Challenge >>
Print the entries below exactly as they appear, leaving out the pictures.

Data in this exercise >>
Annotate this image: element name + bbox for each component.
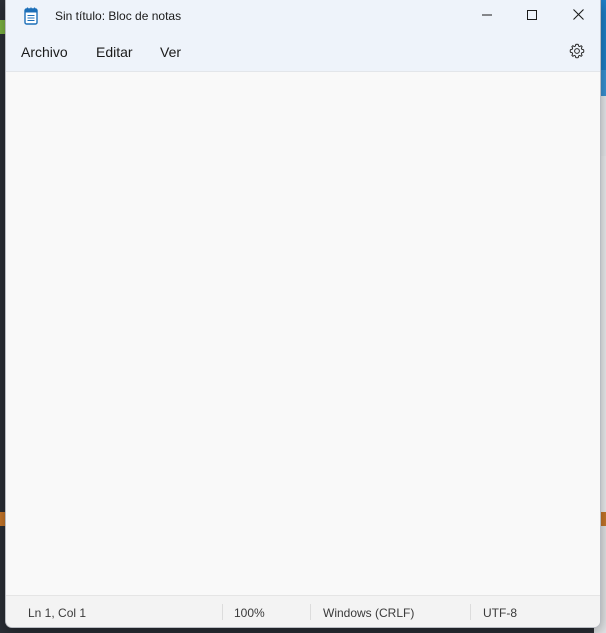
status-divider: [222, 604, 223, 620]
minimize-button[interactable]: [464, 0, 510, 32]
line-ending[interactable]: Windows (CRLF): [323, 606, 414, 620]
text-editor-area[interactable]: [6, 72, 600, 594]
encoding[interactable]: UTF-8: [483, 606, 517, 620]
title-bar[interactable]: Sin título: Bloc de notas: [6, 0, 600, 34]
minimize-icon: [482, 7, 492, 25]
maximize-icon: [527, 7, 537, 25]
menu-archivo[interactable]: Archivo: [21, 44, 68, 60]
status-bar: Ln 1, Col 1 100% Windows (CRLF) UTF-8: [6, 595, 600, 627]
maximize-button[interactable]: [509, 0, 555, 32]
menu-editar[interactable]: Editar: [96, 44, 133, 60]
close-button[interactable]: [555, 0, 600, 32]
notepad-icon: [24, 7, 38, 25]
menu-ver[interactable]: Ver: [160, 44, 181, 60]
zoom-level[interactable]: 100%: [234, 606, 265, 620]
cursor-position: Ln 1, Col 1: [28, 606, 87, 620]
status-divider: [470, 604, 471, 620]
menu-bar: Archivo Editar Ver: [6, 34, 600, 72]
window-title: Sin título: Bloc de notas: [55, 9, 182, 23]
gear-icon: [569, 43, 585, 64]
notepad-window: Sin título: Bloc de notas Archivo Editar…: [5, 0, 601, 628]
settings-button[interactable]: [566, 42, 588, 64]
status-divider: [310, 604, 311, 620]
close-icon: [572, 7, 584, 25]
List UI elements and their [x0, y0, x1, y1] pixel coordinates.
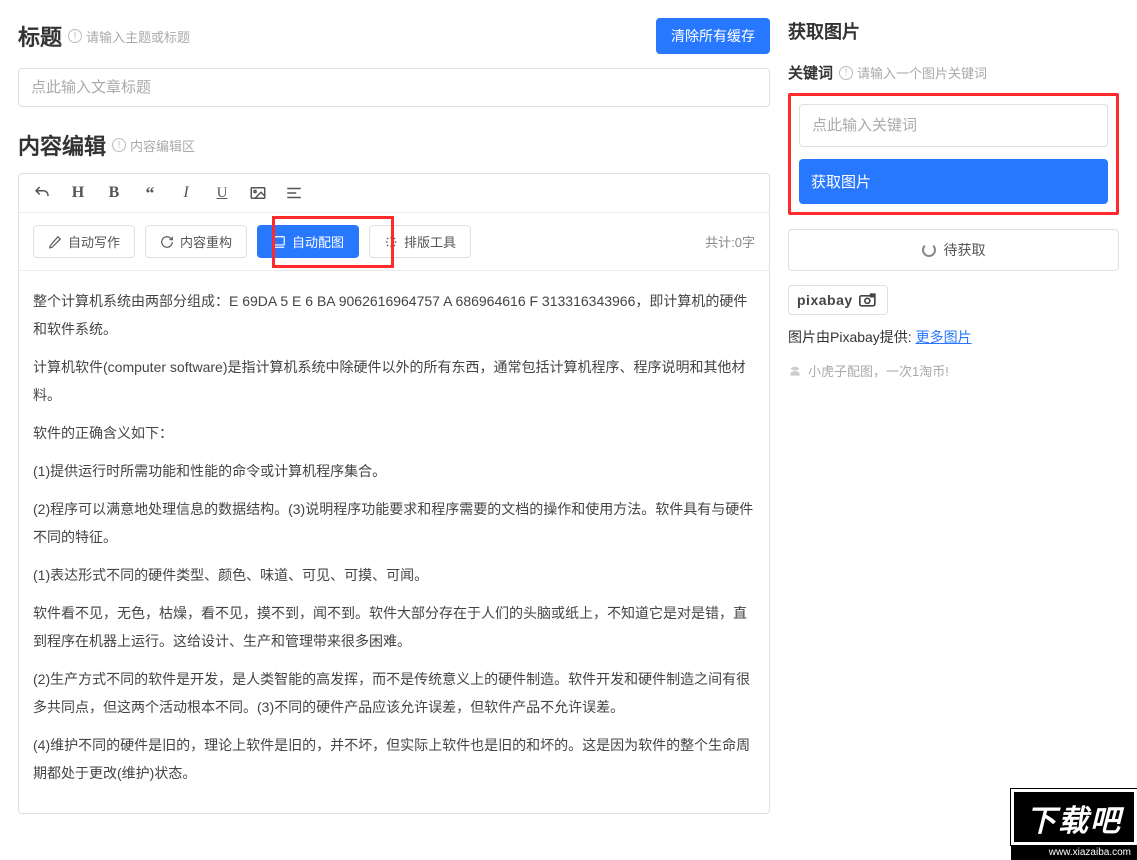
restructure-label: 内容重构	[180, 232, 232, 251]
editor-paragraph: 软件看不见，无色，枯燥，看不见，摸不到，闻不到。软件大部分存在于人们的头脑或纸上…	[33, 599, 755, 655]
editor-paragraph: 整个计算机系统由两部分组成：E 69DA 5 E 6 BA 9062616964…	[33, 287, 755, 343]
status-button[interactable]: 待获取	[788, 229, 1119, 271]
status-label: 待获取	[944, 240, 986, 260]
pixabay-badge: pixabay	[788, 285, 888, 315]
content-section-label: 内容编辑	[18, 129, 106, 161]
restructure-button[interactable]: 内容重构	[145, 225, 247, 258]
watermark-sub: www.xiazaiba.com	[1011, 845, 1137, 860]
fetch-image-label: 获取图片	[811, 174, 871, 191]
format-toolbar: H B “ I U	[19, 174, 769, 213]
credit-prefix: 图片由Pixabay提供:	[788, 329, 912, 345]
editor-paragraph: (2)程序可以满意地处理信息的数据结构。(3)说明程序功能要求和程序需要的文档的…	[33, 495, 755, 551]
auto-write-label: 自动写作	[68, 232, 120, 251]
clear-cache-button[interactable]: 清除所有缓存	[656, 18, 770, 54]
word-count: 共计:0字	[705, 232, 755, 251]
content-hint: 内容编辑区	[130, 136, 195, 155]
clear-cache-label: 清除所有缓存	[671, 26, 755, 46]
side-title: 获取图片	[788, 18, 1119, 44]
fetch-image-button[interactable]: 获取图片	[799, 159, 1108, 204]
align-left-icon[interactable]	[285, 184, 303, 202]
loading-icon	[922, 243, 936, 257]
heading-icon[interactable]: H	[69, 184, 87, 202]
keyword-input[interactable]	[799, 104, 1108, 147]
quote-icon[interactable]: “	[141, 184, 159, 202]
image-credit: 图片由Pixabay提供: 更多图片	[788, 327, 1119, 347]
layout-tool-label: 排版工具	[404, 232, 456, 251]
auto-image-label: 自动配图	[292, 232, 344, 251]
editor-paragraph: 计算机软件(computer software)是指计算机系统中除硬件以外的所有…	[33, 353, 755, 409]
keyword-hint: 请输入一个图片关键词	[857, 63, 987, 82]
editor-paragraph: (1)提供运行时所需功能和性能的命令或计算机程序集合。	[33, 457, 755, 485]
action-toolbar: 自动写作 内容重构 自动配图 排版工具 共计:0字	[19, 213, 769, 271]
editor-paragraph: (1)表达形式不同的硬件类型、颜色、味道、可见、可摸、可闻。	[33, 561, 755, 589]
more-images-link[interactable]: 更多图片	[916, 329, 972, 345]
info-icon: !	[839, 66, 853, 80]
auto-image-button[interactable]: 自动配图	[257, 225, 359, 258]
pixabay-text: pixabay	[797, 292, 853, 308]
image-icon[interactable]	[249, 184, 267, 202]
article-title-input[interactable]	[18, 68, 770, 107]
footer-note: 小虎子配图，一次1淘币!	[788, 361, 1119, 380]
editor-paragraph: (4)维护不同的硬件是旧的，理论上软件是旧的，并不坏，但实际上软件也是旧的和坏的…	[33, 731, 755, 787]
editor-paragraph: 软件的正确含义如下：	[33, 419, 755, 447]
title-hint: 请输入主题或标题	[86, 27, 190, 46]
layout-tool-button[interactable]: 排版工具	[369, 225, 471, 258]
info-icon: !	[112, 138, 126, 152]
keyword-label: 关键词	[788, 62, 833, 83]
bold-icon[interactable]: B	[105, 184, 123, 202]
auto-write-button[interactable]: 自动写作	[33, 225, 135, 258]
editor-body[interactable]: 整个计算机系统由两部分组成：E 69DA 5 E 6 BA 9062616964…	[19, 271, 769, 813]
underline-icon[interactable]: U	[213, 184, 231, 202]
italic-icon[interactable]: I	[177, 184, 195, 202]
title-section-label: 标题	[18, 20, 62, 52]
undo-icon[interactable]	[33, 184, 51, 202]
watermark-main: 下载吧	[1011, 789, 1137, 845]
info-icon: !	[68, 29, 82, 43]
watermark: 下载吧 www.xiazaiba.com	[1011, 789, 1137, 860]
keyword-panel-highlight: 获取图片	[788, 93, 1119, 215]
editor-paragraph: (2)生产方式不同的软件是开发，是人类智能的高发挥，而不是传统意义上的硬件制造。…	[33, 665, 755, 721]
editor: H B “ I U 自动写作 内容重构 自动配图	[18, 173, 770, 814]
footer-text: 小虎子配图，一次1淘币!	[808, 361, 949, 380]
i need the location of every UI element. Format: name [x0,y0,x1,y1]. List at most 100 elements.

Correct output >>
Annotate this image: element name + bbox for each component.
status-divider: [222, 604, 223, 620]
minimize-button[interactable]: [464, 0, 510, 32]
line-ending[interactable]: Windows (CRLF): [323, 606, 414, 620]
text-editor-area[interactable]: [6, 72, 600, 594]
encoding[interactable]: UTF-8: [483, 606, 517, 620]
title-bar[interactable]: Sin título: Bloc de notas: [6, 0, 600, 34]
minimize-icon: [482, 7, 492, 25]
maximize-icon: [527, 7, 537, 25]
menu-archivo[interactable]: Archivo: [21, 44, 68, 60]
status-bar: Ln 1, Col 1 100% Windows (CRLF) UTF-8: [6, 595, 600, 627]
maximize-button[interactable]: [509, 0, 555, 32]
menu-editar[interactable]: Editar: [96, 44, 133, 60]
close-button[interactable]: [555, 0, 600, 32]
notepad-icon: [24, 7, 38, 25]
menu-ver[interactable]: Ver: [160, 44, 181, 60]
zoom-level[interactable]: 100%: [234, 606, 265, 620]
cursor-position: Ln 1, Col 1: [28, 606, 87, 620]
status-divider: [470, 604, 471, 620]
menu-bar: Archivo Editar Ver: [6, 34, 600, 72]
window-title: Sin título: Bloc de notas: [55, 9, 182, 23]
gear-icon: [569, 43, 585, 64]
notepad-window: Sin título: Bloc de notas Archivo Editar…: [5, 0, 601, 628]
settings-button[interactable]: [566, 42, 588, 64]
status-divider: [310, 604, 311, 620]
close-icon: [572, 7, 584, 25]
List UI elements and their [x0, y0, x1, y1] pixel coordinates.
restructure-label: 内容重构	[180, 232, 232, 251]
editor-paragraph: 软件看不见，无色，枯燥，看不见，摸不到，闻不到。软件大部分存在于人们的头脑或纸上…	[33, 599, 755, 655]
editor-paragraph: 整个计算机系统由两部分组成：E 69DA 5 E 6 BA 9062616964…	[33, 287, 755, 343]
status-button[interactable]: 待获取	[788, 229, 1119, 271]
status-label: 待获取	[944, 240, 986, 260]
pixabay-badge: pixabay	[788, 285, 888, 315]
content-section-label: 内容编辑	[18, 129, 106, 161]
restructure-button[interactable]: 内容重构	[145, 225, 247, 258]
watermark-sub: www.xiazaiba.com	[1011, 845, 1137, 860]
fetch-image-label: 获取图片	[811, 174, 871, 191]
format-toolbar: H B “ I U	[19, 174, 769, 213]
credit-prefix: 图片由Pixabay提供:	[788, 329, 912, 345]
editor-paragraph: (2)程序可以满意地处理信息的数据结构。(3)说明程序功能要求和程序需要的文档的…	[33, 495, 755, 551]
auto-write-label: 自动写作	[68, 232, 120, 251]
clear-cache-button[interactable]: 清除所有缓存	[656, 18, 770, 54]
word-count: 共计:0字	[705, 232, 755, 251]
content-hint: 内容编辑区	[130, 136, 195, 155]
clear-cache-label: 清除所有缓存	[671, 26, 755, 46]
side-title: 获取图片	[788, 18, 1119, 44]
fetch-image-button[interactable]: 获取图片	[799, 159, 1108, 204]
align-left-icon[interactable]	[285, 184, 303, 202]
loading-icon	[922, 243, 936, 257]
heading-icon[interactable]: H	[69, 184, 87, 202]
keyword-input[interactable]	[799, 104, 1108, 147]
quote-icon[interactable]: “	[141, 184, 159, 202]
image-credit: 图片由Pixabay提供: 更多图片	[788, 327, 1119, 347]
layout-tool-label: 排版工具	[404, 232, 456, 251]
auto-image-label: 自动配图	[292, 232, 344, 251]
editor-paragraph: 计算机软件(computer software)是指计算机系统中除硬件以外的所有…	[33, 353, 755, 409]
keyword-hint: 请输入一个图片关键词	[857, 63, 987, 82]
editor-paragraph: (1)提供运行时所需功能和性能的命令或计算机程序集合。	[33, 457, 755, 485]
action-toolbar: 自动写作 内容重构 自动配图 排版工具 共计:0字	[19, 213, 769, 271]
editor-paragraph: (1)表达形式不同的硬件类型、颜色、味道、可见、可摸、可闻。	[33, 561, 755, 589]
more-images-link[interactable]: 更多图片	[916, 329, 972, 345]
info-icon: !	[839, 66, 853, 80]
auto-image-button[interactable]: 自动配图	[257, 225, 359, 258]
pixabay-text: pixabay	[797, 292, 853, 308]
image-icon[interactable]	[249, 184, 267, 202]
article-title-input[interactable]	[18, 68, 770, 107]
footer-note: 小虎子配图，一次1淘币!	[788, 361, 1119, 380]
editor-paragraph: (4)维护不同的硬件是旧的，理论上软件是旧的，并不坏，但实际上软件也是旧的和坏的…	[33, 731, 755, 787]
editor-paragraph: 软件的正确含义如下：	[33, 419, 755, 447]
title-hint: 请输入主题或标题	[86, 27, 190, 46]
layout-tool-button[interactable]: 排版工具	[369, 225, 471, 258]
info-icon: !	[112, 138, 126, 152]
keyword-label: 关键词	[788, 62, 833, 83]
bold-icon[interactable]: B	[105, 184, 123, 202]
auto-write-button[interactable]: 自动写作	[33, 225, 135, 258]
editor-body[interactable]: 整个计算机系统由两部分组成：E 69DA 5 E 6 BA 9062616964…	[19, 271, 769, 813]
underline-icon[interactable]: U	[213, 184, 231, 202]
italic-icon[interactable]: I	[177, 184, 195, 202]
title-section-label: 标题	[18, 20, 62, 52]
undo-icon[interactable]	[33, 184, 51, 202]
watermark-main: 下载吧	[1011, 789, 1137, 845]
info-icon: !	[68, 29, 82, 43]
watermark: 下载吧 www.xiazaiba.com	[1011, 789, 1137, 860]
keyword-panel-highlight: 获取图片	[788, 93, 1119, 215]
editor-paragraph: (2)生产方式不同的软件是开发，是人类智能的高发挥，而不是传统意义上的硬件制造。…	[33, 665, 755, 721]
editor: H B “ I U 自动写作 内容重构 自动配图	[18, 173, 770, 814]
footer-text: 小虎子配图，一次1淘币!	[808, 361, 949, 380]
i need the location of every UI element. Format: name [x0,y0,x1,y1]. List at most 100 elements.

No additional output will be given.